_WHAT THE TASK ASKS_:
Write out the entire listing below exactly, with the pictures left out.

_DATA LISTING_:
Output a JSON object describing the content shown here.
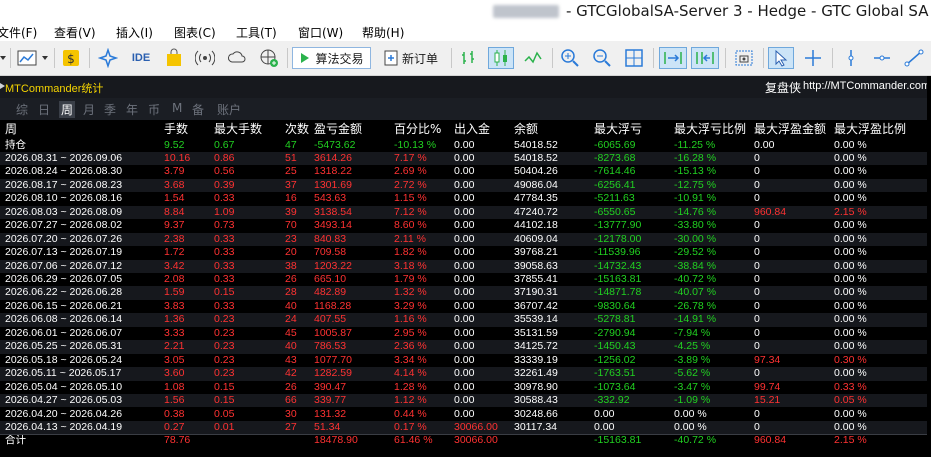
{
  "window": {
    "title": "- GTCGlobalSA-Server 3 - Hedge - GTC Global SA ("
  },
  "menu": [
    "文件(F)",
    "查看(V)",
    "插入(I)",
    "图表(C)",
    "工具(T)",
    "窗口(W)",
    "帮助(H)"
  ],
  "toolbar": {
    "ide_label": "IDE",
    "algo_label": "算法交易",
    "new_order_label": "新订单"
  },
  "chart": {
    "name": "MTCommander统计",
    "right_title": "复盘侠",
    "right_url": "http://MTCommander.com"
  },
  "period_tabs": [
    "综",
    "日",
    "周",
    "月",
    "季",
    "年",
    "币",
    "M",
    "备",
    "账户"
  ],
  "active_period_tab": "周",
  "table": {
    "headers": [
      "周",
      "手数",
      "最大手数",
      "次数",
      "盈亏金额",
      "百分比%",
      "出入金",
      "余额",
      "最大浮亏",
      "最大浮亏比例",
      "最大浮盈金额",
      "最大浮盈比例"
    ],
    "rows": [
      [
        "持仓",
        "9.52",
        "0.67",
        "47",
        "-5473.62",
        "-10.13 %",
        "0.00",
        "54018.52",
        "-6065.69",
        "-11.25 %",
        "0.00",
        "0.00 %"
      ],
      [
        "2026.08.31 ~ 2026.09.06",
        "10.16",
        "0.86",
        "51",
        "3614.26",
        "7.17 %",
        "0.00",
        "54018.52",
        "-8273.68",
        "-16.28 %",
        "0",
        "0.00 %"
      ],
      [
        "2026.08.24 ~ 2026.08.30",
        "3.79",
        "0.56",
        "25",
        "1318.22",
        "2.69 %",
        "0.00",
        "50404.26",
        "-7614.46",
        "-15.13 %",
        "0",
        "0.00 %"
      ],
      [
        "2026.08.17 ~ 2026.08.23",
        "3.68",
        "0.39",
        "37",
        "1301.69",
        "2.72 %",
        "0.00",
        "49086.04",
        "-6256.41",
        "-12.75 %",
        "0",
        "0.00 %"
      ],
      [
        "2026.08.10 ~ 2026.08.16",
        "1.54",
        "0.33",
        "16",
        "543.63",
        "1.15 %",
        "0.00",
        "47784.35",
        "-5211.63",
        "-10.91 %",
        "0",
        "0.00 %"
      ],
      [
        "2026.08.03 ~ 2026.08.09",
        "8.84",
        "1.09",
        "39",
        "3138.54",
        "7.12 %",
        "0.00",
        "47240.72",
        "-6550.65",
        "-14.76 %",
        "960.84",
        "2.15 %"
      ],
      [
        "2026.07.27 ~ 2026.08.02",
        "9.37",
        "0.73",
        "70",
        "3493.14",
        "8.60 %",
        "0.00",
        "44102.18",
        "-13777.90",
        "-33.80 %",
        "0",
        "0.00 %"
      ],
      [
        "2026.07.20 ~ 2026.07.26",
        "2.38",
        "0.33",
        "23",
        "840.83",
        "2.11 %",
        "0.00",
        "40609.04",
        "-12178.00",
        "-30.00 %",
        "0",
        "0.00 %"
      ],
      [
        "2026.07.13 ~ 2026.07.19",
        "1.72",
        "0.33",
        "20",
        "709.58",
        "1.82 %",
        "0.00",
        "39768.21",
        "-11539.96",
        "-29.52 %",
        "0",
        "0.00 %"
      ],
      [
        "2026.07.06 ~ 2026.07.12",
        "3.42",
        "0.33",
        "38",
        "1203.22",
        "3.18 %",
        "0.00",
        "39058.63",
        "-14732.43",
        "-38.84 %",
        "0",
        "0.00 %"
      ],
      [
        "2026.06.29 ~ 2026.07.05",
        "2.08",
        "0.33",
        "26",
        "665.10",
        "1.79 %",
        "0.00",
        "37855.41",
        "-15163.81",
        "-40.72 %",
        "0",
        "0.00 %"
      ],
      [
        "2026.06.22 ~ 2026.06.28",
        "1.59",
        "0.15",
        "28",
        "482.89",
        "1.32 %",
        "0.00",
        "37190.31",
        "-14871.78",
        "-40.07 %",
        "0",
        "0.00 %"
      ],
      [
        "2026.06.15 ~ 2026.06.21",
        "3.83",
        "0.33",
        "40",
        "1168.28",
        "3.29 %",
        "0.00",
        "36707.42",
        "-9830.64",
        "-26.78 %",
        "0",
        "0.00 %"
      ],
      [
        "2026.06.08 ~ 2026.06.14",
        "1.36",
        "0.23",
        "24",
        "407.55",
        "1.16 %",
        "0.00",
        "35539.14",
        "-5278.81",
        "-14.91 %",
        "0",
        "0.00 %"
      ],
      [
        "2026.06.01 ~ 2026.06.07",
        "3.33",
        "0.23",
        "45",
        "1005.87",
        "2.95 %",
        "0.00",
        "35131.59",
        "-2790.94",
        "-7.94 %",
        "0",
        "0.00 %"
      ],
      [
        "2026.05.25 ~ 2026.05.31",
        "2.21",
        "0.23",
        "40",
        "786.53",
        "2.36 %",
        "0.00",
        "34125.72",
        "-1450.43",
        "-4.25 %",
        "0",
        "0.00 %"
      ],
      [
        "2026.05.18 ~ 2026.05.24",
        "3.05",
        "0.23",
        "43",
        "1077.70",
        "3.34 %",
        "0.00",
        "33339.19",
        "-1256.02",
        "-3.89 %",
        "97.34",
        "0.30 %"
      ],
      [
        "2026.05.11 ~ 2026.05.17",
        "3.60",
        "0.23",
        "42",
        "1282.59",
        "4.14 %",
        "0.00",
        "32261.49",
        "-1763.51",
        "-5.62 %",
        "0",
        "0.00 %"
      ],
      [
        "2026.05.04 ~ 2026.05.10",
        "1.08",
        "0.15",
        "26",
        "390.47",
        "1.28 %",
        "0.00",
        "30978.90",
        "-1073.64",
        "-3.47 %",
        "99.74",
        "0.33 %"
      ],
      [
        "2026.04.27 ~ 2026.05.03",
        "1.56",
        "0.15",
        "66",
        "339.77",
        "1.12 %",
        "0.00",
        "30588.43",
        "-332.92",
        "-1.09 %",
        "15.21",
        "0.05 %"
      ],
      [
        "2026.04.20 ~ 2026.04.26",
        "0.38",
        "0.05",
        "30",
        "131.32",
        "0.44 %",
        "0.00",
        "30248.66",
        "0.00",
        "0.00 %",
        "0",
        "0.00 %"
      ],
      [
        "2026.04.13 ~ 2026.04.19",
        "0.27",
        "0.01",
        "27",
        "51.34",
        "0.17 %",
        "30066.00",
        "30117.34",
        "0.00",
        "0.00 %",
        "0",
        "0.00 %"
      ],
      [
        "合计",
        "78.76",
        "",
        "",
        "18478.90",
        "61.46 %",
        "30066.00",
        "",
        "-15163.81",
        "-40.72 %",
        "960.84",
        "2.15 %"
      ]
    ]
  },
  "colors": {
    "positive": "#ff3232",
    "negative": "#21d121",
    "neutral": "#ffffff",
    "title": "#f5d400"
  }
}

_FINAL ANSWER_:
Output a JSON object describing the content shown here.
{
  "window": {
    "title": "- GTCGlobalSA-Server 3 - Hedge - GTC Global SA ("
  },
  "menu": [
    "文件(F)",
    "查看(V)",
    "插入(I)",
    "图表(C)",
    "工具(T)",
    "窗口(W)",
    "帮助(H)"
  ],
  "toolbar": {
    "ide_label": "IDE",
    "algo_label": "算法交易",
    "new_order_label": "新订单"
  },
  "chart": {
    "name": "MTCommander统计",
    "right_title": "复盘侠",
    "right_url": "http://MTCommander.com"
  },
  "period_tabs": [
    "综",
    "日",
    "周",
    "月",
    "季",
    "年",
    "币",
    "M",
    "备",
    "账户"
  ],
  "active_period_tab": "周",
  "table": {
    "headers": [
      "周",
      "手数",
      "最大手数",
      "次数",
      "盈亏金额",
      "百分比%",
      "出入金",
      "余额",
      "最大浮亏",
      "最大浮亏比例",
      "最大浮盈金额",
      "最大浮盈比例"
    ],
    "rows": [
      [
        "持仓",
        "9.52",
        "0.67",
        "47",
        "-5473.62",
        "-10.13 %",
        "0.00",
        "54018.52",
        "-6065.69",
        "-11.25 %",
        "0.00",
        "0.00 %"
      ],
      [
        "2026.08.31 ~ 2026.09.06",
        "10.16",
        "0.86",
        "51",
        "3614.26",
        "7.17 %",
        "0.00",
        "54018.52",
        "-8273.68",
        "-16.28 %",
        "0",
        "0.00 %"
      ],
      [
        "2026.08.24 ~ 2026.08.30",
        "3.79",
        "0.56",
        "25",
        "1318.22",
        "2.69 %",
        "0.00",
        "50404.26",
        "-7614.46",
        "-15.13 %",
        "0",
        "0.00 %"
      ],
      [
        "2026.08.17 ~ 2026.08.23",
        "3.68",
        "0.39",
        "37",
        "1301.69",
        "2.72 %",
        "0.00",
        "49086.04",
        "-6256.41",
        "-12.75 %",
        "0",
        "0.00 %"
      ],
      [
        "2026.08.10 ~ 2026.08.16",
        "1.54",
        "0.33",
        "16",
        "543.63",
        "1.15 %",
        "0.00",
        "47784.35",
        "-5211.63",
        "-10.91 %",
        "0",
        "0.00 %"
      ],
      [
        "2026.08.03 ~ 2026.08.09",
        "8.84",
        "1.09",
        "39",
        "3138.54",
        "7.12 %",
        "0.00",
        "47240.72",
        "-6550.65",
        "-14.76 %",
        "960.84",
        "2.15 %"
      ],
      [
        "2026.07.27 ~ 2026.08.02",
        "9.37",
        "0.73",
        "70",
        "3493.14",
        "8.60 %",
        "0.00",
        "44102.18",
        "-13777.90",
        "-33.80 %",
        "0",
        "0.00 %"
      ],
      [
        "2026.07.20 ~ 2026.07.26",
        "2.38",
        "0.33",
        "23",
        "840.83",
        "2.11 %",
        "0.00",
        "40609.04",
        "-12178.00",
        "-30.00 %",
        "0",
        "0.00 %"
      ],
      [
        "2026.07.13 ~ 2026.07.19",
        "1.72",
        "0.33",
        "20",
        "709.58",
        "1.82 %",
        "0.00",
        "39768.21",
        "-11539.96",
        "-29.52 %",
        "0",
        "0.00 %"
      ],
      [
        "2026.07.06 ~ 2026.07.12",
        "3.42",
        "0.33",
        "38",
        "1203.22",
        "3.18 %",
        "0.00",
        "39058.63",
        "-14732.43",
        "-38.84 %",
        "0",
        "0.00 %"
      ],
      [
        "2026.06.29 ~ 2026.07.05",
        "2.08",
        "0.33",
        "26",
        "665.10",
        "1.79 %",
        "0.00",
        "37855.41",
        "-15163.81",
        "-40.72 %",
        "0",
        "0.00 %"
      ],
      [
        "2026.06.22 ~ 2026.06.28",
        "1.59",
        "0.15",
        "28",
        "482.89",
        "1.32 %",
        "0.00",
        "37190.31",
        "-14871.78",
        "-40.07 %",
        "0",
        "0.00 %"
      ],
      [
        "2026.06.15 ~ 2026.06.21",
        "3.83",
        "0.33",
        "40",
        "1168.28",
        "3.29 %",
        "0.00",
        "36707.42",
        "-9830.64",
        "-26.78 %",
        "0",
        "0.00 %"
      ],
      [
        "2026.06.08 ~ 2026.06.14",
        "1.36",
        "0.23",
        "24",
        "407.55",
        "1.16 %",
        "0.00",
        "35539.14",
        "-5278.81",
        "-14.91 %",
        "0",
        "0.00 %"
      ],
      [
        "2026.06.01 ~ 2026.06.07",
        "3.33",
        "0.23",
        "45",
        "1005.87",
        "2.95 %",
        "0.00",
        "35131.59",
        "-2790.94",
        "-7.94 %",
        "0",
        "0.00 %"
      ],
      [
        "2026.05.25 ~ 2026.05.31",
        "2.21",
        "0.23",
        "40",
        "786.53",
        "2.36 %",
        "0.00",
        "34125.72",
        "-1450.43",
        "-4.25 %",
        "0",
        "0.00 %"
      ],
      [
        "2026.05.18 ~ 2026.05.24",
        "3.05",
        "0.23",
        "43",
        "1077.70",
        "3.34 %",
        "0.00",
        "33339.19",
        "-1256.02",
        "-3.89 %",
        "97.34",
        "0.30 %"
      ],
      [
        "2026.05.11 ~ 2026.05.17",
        "3.60",
        "0.23",
        "42",
        "1282.59",
        "4.14 %",
        "0.00",
        "32261.49",
        "-1763.51",
        "-5.62 %",
        "0",
        "0.00 %"
      ],
      [
        "2026.05.04 ~ 2026.05.10",
        "1.08",
        "0.15",
        "26",
        "390.47",
        "1.28 %",
        "0.00",
        "30978.90",
        "-1073.64",
        "-3.47 %",
        "99.74",
        "0.33 %"
      ],
      [
        "2026.04.27 ~ 2026.05.03",
        "1.56",
        "0.15",
        "66",
        "339.77",
        "1.12 %",
        "0.00",
        "30588.43",
        "-332.92",
        "-1.09 %",
        "15.21",
        "0.05 %"
      ],
      [
        "2026.04.20 ~ 2026.04.26",
        "0.38",
        "0.05",
        "30",
        "131.32",
        "0.44 %",
        "0.00",
        "30248.66",
        "0.00",
        "0.00 %",
        "0",
        "0.00 %"
      ],
      [
        "2026.04.13 ~ 2026.04.19",
        "0.27",
        "0.01",
        "27",
        "51.34",
        "0.17 %",
        "30066.00",
        "30117.34",
        "0.00",
        "0.00 %",
        "0",
        "0.00 %"
      ],
      [
        "合计",
        "78.76",
        "",
        "",
        "18478.90",
        "61.46 %",
        "30066.00",
        "",
        "-15163.81",
        "-40.72 %",
        "960.84",
        "2.15 %"
      ]
    ]
  },
  "colors": {
    "positive": "#ff3232",
    "negative": "#21d121",
    "neutral": "#ffffff",
    "title": "#f5d400"
  }
}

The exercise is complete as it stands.